Material for this task.
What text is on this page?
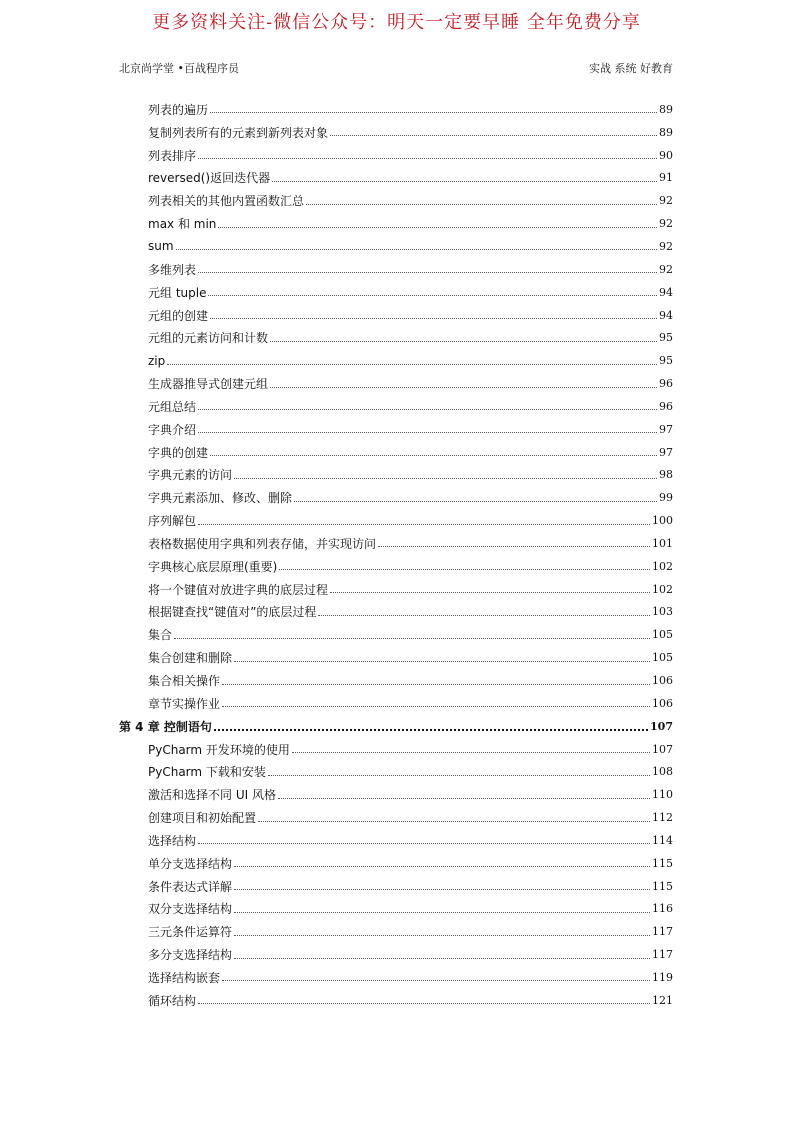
更多资料关注-微信公众号：明天一定要早睡 全年免费分享
北京尚学堂 •百战程序员	实战 系统 好教育
列表的遍历	89
复制列表所有的元素到新列表对象	89
列表排序	90
reversed()返回迭代器	91
列表相关的其他内置函数汇总	92
max 和 min	92
sum	92
多维列表	92
元组 tuple	94
元组的创建	94
元组的元素访问和计数	95
zip	95
生成器推导式创建元组	96
元组总结	96
字典介绍	97
字典的创建	97
字典元素的访问	98
字典元素添加、修改、删除	99
序列解包	100
表格数据使用字典和列表存储，并实现访问	101
字典核心底层原理(重要)	102
将一个键值对放进字典的底层过程	102
根据键查找“键值对”的底层过程	103
集合	105
集合创建和删除	105
集合相关操作	106
章节实操作业	106
第 4 章 控制语句	107
PyCharm 开发环境的使用	107
PyCharm 下载和安装	108
激活和选择不同 UI 风格	110
创建项目和初始配置	112
选择结构	114
单分支选择结构	115
条件表达式详解	115
双分支选择结构	116
三元条件运算符	117
多分支选择结构	117
选择结构嵌套	119
循环结构	121
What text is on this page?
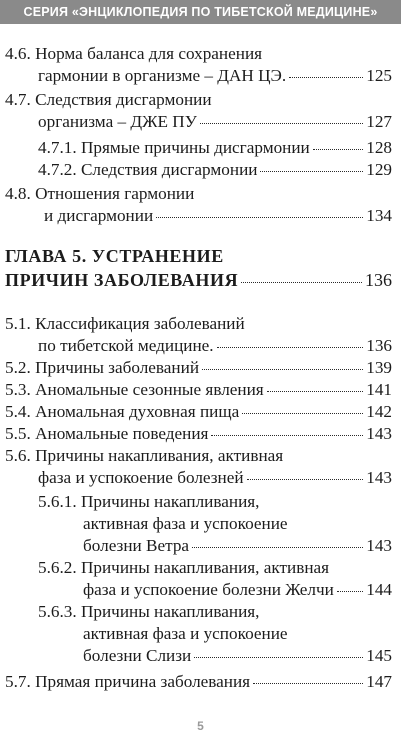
СЕРИЯ «ЭНЦИКЛОПЕДИЯ ПО ТИБЕТСКОЙ МЕДИЦИНЕ»
4.6. Норма баланса для сохранения
гармонии в организме – ДАН ЦЭ.	125
4.7. Следствия дисгармонии
организма – ДЖЕ ПУ	127
4.7.1. Прямые причины дисгармонии	128
4.7.2. Следствия дисгармонии	129
4.8. Отношения гармонии
и дисгармонии	134
ГЛАВА 5. УСТРАНЕНИЕ
ПРИЧИН ЗАБОЛЕВАНИЯ	136
5.1. Классификация заболеваний
по тибетской медицине.	136
5.2. Причины заболеваний	139
5.3. Аномальные сезонные явления	141
5.4. Аномальная духовная пища	142
5.5. Аномальные поведения	143
5.6. Причины накапливания, активная
фаза и успокоение болезней	143
5.6.1. Причины накапливания,
активная фаза и успокоение
болезни Ветра	143
5.6.2. Причины накапливания, активная
фаза и успокоение болезни Желчи 144
5.6.3. Причины накапливания,
активная фаза и успокоение
болезни Слизи	145
5.7. Прямая причина заболевания	147
5
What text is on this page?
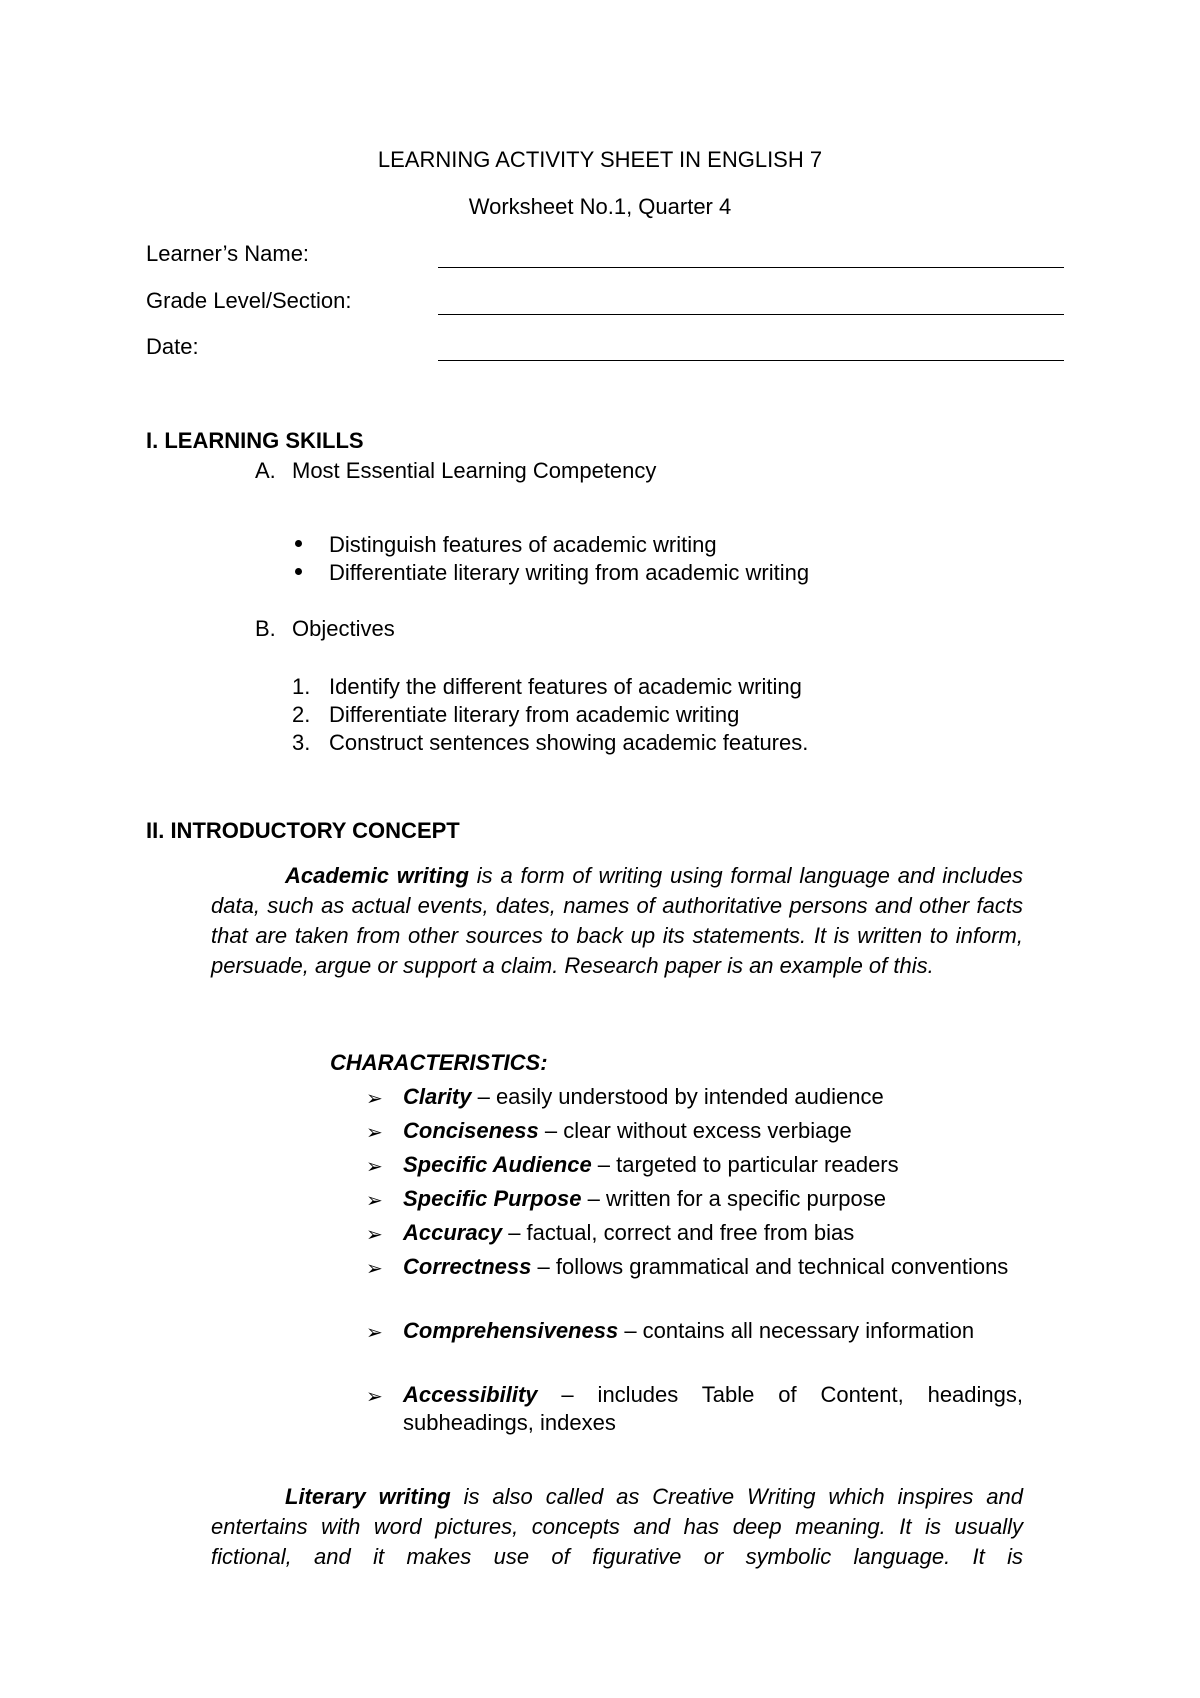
LEARNING ACTIVITY SHEET IN ENGLISH 7
Worksheet No.1, Quarter 4
Learner’s Name:
Grade Level/Section:
Date:
I. LEARNING SKILLS
A. Most Essential Learning Competency
Distinguish features of academic writing
Differentiate literary writing from academic writing
B. Objectives
1. Identify the different features of academic writing
2. Differentiate literary from academic writing
3. Construct sentences showing academic features.
II. INTRODUCTORY CONCEPT
Academic writing is a form of writing using formal language and includes data, such as actual events, dates, names of authoritative persons and other facts that are taken from other sources to back up its statements. It is written to inform, persuade, argue or support a claim. Research paper is an example of this.
CHARACTERISTICS:
➢ Clarity – easily understood by intended audience
➢ Conciseness – clear without excess verbiage
➢ Specific Audience – targeted to particular readers
➢ Specific Purpose – written for a specific purpose
➢ Accuracy – factual, correct and free from bias
➢ Correctness – follows grammatical and technical conventions
➢ Comprehensiveness – contains all necessary information
➢ Accessibility – includes Table of Content, headings, subheadings, indexes
Literary writing is also called as Creative Writing which inspires and entertains with word pictures, concepts and has deep meaning. It is usually fictional, and it makes use of figurative or symbolic language. It is
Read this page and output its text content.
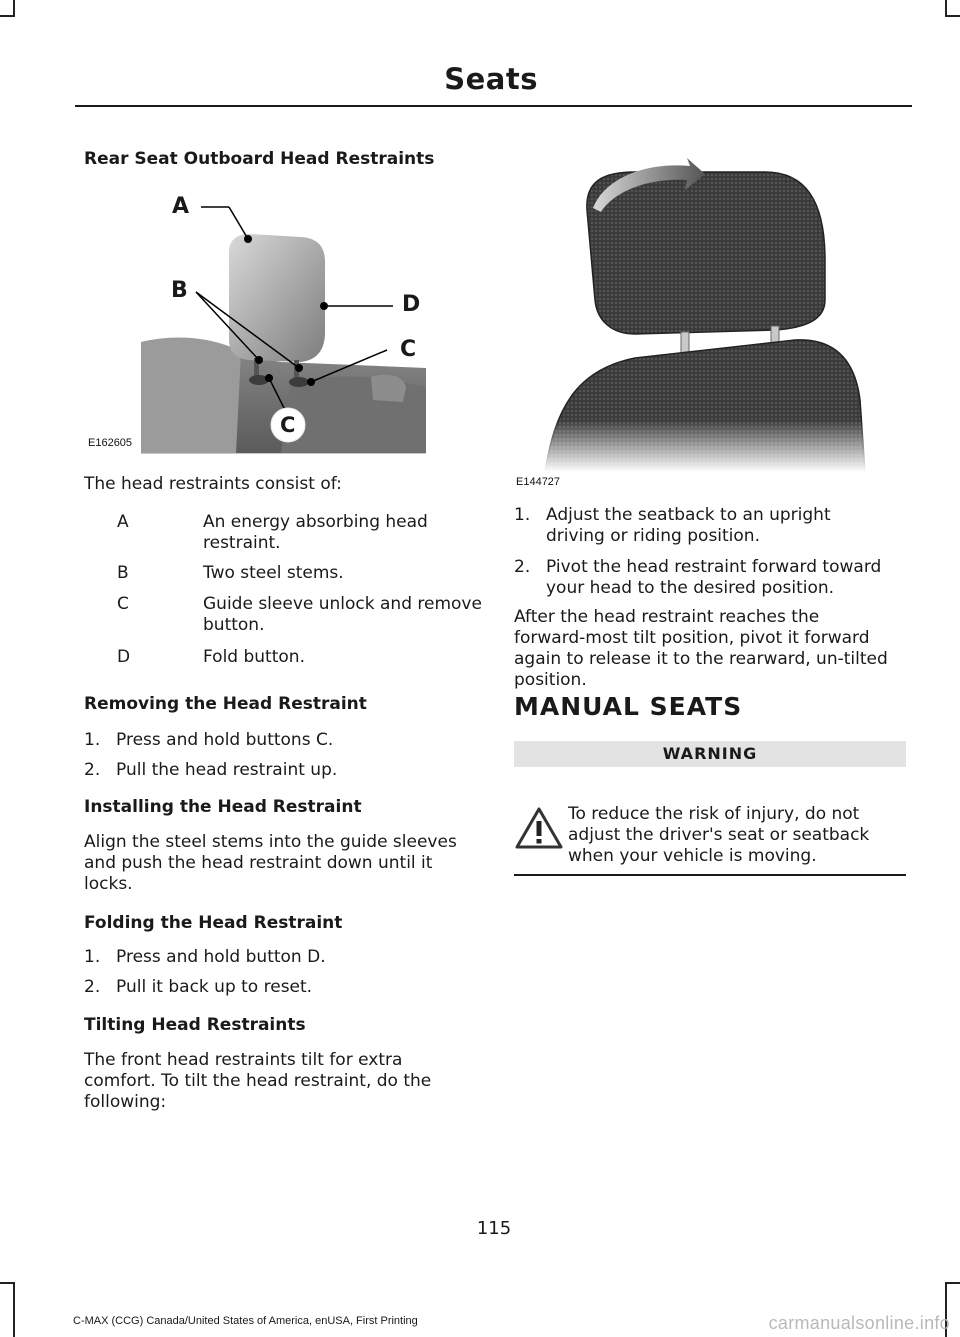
Seats
Rear Seat Outboard Head Restraints
A
B
D
C
C
E162605

The head restraints consist of:

A	An energy absorbing head
restraint.
B	Two steel stems.
C	Guide sleeve unlock and remove
button.
D	Fold button.
Removing the Head Restraint
1. Press and hold buttons C.
2. Pull the head restraint up.
Installing the Head Restraint

Align the steel stems into the guide sleeves

and push the head restraint down until it

locks.

Folding the Head Restraint
1. Press and hold button D.
2. Pull it back up to reset.
Tilting Head Restraints

The front head restraints tilt for extra

comfort. To tilt the head restraint, do the

following:

E144727
1. Adjust the seatback to an upright
driving or riding position.
2. Pivot the head restraint forward toward
your head to the desired position.

After the head restraint reaches the

forward-most tilt position, pivot it forward

again to release it to the rearward, un-tilted

position.

MANUAL SEATS
WARNING

To reduce the risk of injury, do not

adjust the driver's seat or seatback

when your vehicle is moving.

115
C-MAX (CCG) Canada/United States of America, enUSA, First Printing	carmanualsonline.info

Your task.
Gather each line in these records that contains the string "успокоение".

Solution for this exercise.
фаза и успокоение болезней	143
активная фаза и успокоение
фаза и успокоение болезни Желчи 144
активная фаза и успокоение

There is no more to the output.